◆ PROMPT
Keep only the lines where "this" appears.

◆ DATA SHOWN
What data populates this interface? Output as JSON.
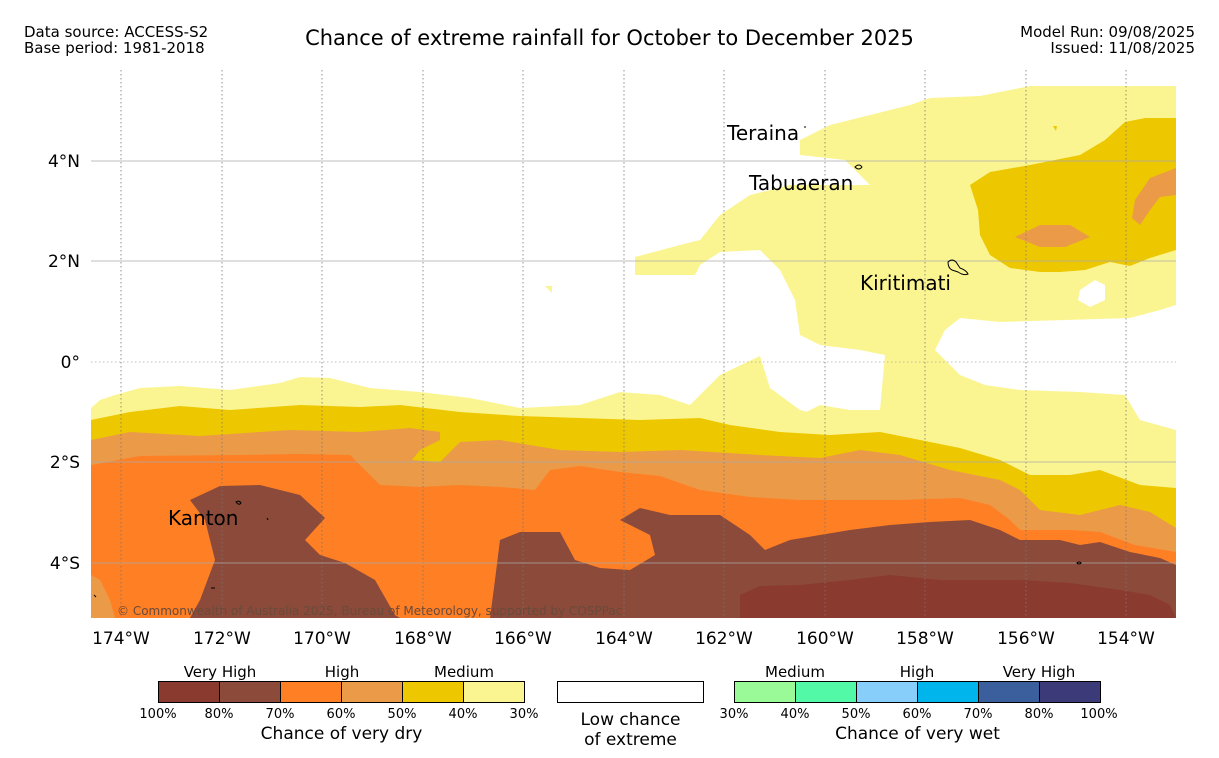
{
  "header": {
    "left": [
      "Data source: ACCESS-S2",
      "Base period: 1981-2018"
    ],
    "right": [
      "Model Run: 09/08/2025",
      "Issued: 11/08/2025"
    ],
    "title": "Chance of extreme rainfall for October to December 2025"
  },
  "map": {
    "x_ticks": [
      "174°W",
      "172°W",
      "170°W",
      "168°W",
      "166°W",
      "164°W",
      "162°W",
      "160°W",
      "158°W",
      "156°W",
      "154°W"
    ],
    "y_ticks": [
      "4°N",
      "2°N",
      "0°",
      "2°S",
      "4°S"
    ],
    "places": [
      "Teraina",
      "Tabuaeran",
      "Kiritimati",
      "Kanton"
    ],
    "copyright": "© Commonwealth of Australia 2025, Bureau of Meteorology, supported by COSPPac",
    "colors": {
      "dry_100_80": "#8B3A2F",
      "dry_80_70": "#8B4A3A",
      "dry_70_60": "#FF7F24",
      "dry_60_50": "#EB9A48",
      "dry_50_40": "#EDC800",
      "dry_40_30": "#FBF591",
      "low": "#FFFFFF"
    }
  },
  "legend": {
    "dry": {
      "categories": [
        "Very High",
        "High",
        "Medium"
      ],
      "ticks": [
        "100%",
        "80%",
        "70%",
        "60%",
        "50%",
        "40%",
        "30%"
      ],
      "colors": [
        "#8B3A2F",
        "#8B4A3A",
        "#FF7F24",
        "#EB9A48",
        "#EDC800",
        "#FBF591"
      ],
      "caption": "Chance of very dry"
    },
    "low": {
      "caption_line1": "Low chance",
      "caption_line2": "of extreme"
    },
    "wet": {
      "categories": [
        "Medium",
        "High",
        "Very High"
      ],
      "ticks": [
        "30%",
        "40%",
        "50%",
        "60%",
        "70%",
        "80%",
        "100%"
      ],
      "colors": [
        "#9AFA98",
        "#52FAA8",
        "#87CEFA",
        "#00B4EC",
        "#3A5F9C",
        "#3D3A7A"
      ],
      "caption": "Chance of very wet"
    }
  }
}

--

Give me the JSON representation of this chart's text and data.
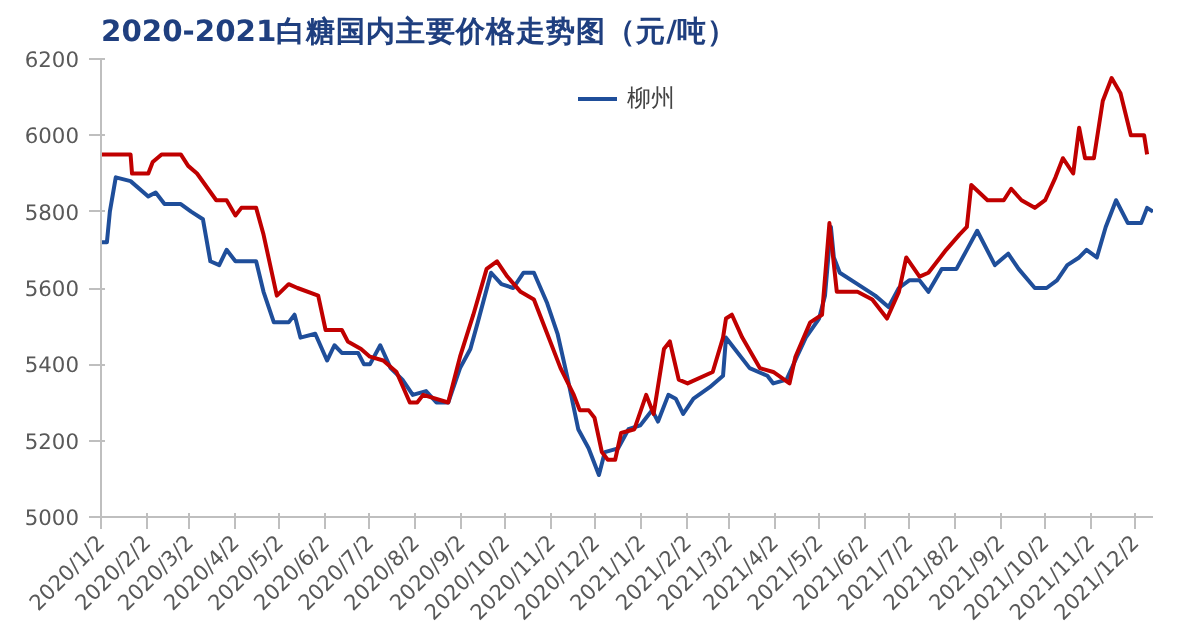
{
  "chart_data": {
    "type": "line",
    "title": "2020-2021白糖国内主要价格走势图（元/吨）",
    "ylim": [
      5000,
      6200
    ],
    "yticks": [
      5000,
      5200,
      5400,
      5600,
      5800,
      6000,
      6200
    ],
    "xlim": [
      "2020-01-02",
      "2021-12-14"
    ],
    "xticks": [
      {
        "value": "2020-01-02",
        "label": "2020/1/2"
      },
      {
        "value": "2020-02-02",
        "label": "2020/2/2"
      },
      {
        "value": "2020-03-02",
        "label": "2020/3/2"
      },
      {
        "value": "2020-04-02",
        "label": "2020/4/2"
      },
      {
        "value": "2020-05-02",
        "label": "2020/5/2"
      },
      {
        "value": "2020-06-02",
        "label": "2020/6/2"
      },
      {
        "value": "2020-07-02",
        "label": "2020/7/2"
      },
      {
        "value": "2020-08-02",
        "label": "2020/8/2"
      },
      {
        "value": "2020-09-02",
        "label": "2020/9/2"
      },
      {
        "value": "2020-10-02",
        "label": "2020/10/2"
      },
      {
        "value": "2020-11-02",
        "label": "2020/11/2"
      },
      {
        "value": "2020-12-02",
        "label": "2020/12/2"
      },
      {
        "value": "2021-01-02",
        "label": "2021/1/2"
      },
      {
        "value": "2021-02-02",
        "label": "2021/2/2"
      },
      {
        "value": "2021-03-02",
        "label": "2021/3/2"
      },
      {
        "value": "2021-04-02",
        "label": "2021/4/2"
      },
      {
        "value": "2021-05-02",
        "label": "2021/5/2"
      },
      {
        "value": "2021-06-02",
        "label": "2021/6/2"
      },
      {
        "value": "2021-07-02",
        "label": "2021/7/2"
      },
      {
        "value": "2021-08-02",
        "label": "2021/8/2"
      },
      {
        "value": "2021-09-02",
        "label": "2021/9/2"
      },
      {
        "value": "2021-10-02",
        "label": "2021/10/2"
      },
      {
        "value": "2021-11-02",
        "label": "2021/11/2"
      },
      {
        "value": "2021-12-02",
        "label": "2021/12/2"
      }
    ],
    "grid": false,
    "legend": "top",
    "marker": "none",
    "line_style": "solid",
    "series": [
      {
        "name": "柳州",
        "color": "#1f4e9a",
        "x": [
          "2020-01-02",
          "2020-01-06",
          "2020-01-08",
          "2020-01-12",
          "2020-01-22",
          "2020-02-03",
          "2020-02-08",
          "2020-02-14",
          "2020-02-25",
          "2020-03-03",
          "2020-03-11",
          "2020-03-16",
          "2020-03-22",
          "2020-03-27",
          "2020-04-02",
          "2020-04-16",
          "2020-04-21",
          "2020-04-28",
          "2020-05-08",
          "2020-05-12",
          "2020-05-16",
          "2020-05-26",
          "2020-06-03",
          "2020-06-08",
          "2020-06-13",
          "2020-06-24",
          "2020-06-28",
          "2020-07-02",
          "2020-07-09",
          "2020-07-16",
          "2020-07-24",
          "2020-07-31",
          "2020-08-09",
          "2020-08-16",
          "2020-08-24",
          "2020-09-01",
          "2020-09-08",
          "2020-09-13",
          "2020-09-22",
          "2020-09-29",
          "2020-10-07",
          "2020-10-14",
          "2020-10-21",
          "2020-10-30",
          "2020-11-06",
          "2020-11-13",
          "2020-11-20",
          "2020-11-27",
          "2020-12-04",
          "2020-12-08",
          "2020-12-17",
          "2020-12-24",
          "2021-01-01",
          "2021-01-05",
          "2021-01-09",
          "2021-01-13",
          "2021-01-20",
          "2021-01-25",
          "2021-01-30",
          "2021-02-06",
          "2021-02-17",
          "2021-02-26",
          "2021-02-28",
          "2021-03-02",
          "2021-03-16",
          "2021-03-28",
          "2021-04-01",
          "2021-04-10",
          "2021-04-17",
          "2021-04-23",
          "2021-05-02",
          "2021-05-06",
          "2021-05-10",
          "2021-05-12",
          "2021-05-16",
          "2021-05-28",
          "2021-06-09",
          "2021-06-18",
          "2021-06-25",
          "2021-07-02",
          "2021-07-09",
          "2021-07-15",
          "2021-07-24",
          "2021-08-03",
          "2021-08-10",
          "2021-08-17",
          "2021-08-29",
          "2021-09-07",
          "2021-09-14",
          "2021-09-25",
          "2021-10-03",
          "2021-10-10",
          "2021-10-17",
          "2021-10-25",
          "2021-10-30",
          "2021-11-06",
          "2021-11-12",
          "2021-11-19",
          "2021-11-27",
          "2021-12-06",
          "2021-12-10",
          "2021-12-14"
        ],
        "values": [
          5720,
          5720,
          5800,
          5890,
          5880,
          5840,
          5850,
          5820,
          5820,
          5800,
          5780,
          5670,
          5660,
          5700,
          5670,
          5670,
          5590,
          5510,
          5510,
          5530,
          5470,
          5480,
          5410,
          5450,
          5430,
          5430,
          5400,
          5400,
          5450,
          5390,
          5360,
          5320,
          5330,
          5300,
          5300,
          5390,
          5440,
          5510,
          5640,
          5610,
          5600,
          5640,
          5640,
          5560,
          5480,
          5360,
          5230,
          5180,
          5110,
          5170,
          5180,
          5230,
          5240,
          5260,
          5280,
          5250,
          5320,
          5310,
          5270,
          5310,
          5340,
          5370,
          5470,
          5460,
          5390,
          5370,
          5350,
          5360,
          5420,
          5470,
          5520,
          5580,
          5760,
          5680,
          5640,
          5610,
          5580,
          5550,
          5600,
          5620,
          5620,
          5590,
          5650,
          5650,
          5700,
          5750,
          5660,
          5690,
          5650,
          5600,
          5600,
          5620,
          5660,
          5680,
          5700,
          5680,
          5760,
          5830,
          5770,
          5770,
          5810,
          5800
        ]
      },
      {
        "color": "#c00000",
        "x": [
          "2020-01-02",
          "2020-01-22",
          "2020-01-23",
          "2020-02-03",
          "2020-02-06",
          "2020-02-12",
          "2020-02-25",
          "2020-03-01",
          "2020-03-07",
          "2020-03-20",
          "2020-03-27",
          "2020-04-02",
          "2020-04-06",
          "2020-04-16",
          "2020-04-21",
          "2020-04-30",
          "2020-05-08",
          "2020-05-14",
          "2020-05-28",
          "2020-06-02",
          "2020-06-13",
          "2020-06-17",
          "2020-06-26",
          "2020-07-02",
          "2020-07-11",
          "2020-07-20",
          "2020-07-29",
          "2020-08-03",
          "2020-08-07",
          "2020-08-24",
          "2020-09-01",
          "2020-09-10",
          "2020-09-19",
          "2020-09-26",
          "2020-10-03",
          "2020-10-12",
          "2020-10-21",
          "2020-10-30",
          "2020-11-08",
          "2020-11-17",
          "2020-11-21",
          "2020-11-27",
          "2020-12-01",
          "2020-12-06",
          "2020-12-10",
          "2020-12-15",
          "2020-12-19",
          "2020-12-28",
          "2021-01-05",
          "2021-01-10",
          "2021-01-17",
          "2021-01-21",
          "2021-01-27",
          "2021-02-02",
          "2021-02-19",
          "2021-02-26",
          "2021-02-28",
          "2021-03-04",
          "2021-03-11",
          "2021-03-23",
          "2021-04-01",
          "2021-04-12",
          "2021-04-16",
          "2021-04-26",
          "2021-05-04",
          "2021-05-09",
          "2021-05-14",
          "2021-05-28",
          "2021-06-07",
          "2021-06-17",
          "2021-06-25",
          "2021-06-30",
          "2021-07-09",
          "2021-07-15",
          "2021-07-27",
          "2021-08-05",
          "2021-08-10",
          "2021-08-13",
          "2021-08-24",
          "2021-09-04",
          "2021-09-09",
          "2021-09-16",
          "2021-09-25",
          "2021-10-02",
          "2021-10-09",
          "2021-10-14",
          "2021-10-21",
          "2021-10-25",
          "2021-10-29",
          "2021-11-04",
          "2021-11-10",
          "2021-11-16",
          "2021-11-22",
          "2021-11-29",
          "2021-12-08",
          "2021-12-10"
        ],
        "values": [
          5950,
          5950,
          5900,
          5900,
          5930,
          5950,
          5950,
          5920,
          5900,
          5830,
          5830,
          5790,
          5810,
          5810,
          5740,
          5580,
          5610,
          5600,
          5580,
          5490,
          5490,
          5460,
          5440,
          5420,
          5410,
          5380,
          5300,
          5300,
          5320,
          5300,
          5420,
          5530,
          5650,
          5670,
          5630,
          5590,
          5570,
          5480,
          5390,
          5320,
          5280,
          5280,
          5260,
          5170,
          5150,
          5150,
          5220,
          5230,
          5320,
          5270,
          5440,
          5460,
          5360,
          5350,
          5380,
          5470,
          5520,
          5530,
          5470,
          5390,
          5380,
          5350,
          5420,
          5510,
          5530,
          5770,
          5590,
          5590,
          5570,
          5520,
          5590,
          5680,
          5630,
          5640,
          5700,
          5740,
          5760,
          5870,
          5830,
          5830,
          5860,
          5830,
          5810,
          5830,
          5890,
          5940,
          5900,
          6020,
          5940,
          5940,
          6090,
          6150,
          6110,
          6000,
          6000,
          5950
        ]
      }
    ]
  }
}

◆ RESULT OF THE EXERCISE
What data populates this interface? Output as JSON.
Give me the JSON representation of this chart's text and data.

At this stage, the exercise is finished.